** BEGIN Dataset excerpts **

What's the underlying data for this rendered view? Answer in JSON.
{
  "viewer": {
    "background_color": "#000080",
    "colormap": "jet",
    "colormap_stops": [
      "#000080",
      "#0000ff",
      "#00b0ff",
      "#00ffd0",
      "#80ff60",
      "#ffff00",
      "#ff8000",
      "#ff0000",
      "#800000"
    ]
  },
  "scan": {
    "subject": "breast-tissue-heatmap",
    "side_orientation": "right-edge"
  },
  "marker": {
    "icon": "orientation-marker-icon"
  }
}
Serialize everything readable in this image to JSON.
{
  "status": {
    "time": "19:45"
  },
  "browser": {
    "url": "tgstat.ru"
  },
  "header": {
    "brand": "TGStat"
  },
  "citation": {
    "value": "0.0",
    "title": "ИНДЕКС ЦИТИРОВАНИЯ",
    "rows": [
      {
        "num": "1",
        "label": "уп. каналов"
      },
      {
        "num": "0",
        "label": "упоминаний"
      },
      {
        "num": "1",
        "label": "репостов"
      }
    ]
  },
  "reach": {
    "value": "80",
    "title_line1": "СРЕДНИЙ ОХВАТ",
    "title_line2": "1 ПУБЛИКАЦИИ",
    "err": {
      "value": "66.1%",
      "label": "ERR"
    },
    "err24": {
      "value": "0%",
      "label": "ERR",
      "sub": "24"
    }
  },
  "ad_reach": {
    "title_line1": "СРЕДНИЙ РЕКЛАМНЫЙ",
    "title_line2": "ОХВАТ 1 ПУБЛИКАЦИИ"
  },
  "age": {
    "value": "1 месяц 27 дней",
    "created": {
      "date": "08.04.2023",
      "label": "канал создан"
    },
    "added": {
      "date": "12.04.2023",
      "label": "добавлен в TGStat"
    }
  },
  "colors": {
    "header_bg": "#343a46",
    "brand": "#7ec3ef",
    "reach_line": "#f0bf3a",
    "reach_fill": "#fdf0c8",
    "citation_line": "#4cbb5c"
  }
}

** END Dataset excerpts **

Task to carry out:
Scan the listing above for the word "this" and show each line where it is found.

Written response:
What's the underlying data for this rendered view? Answer in JSON.
Serialize everything readable in this image to JSON.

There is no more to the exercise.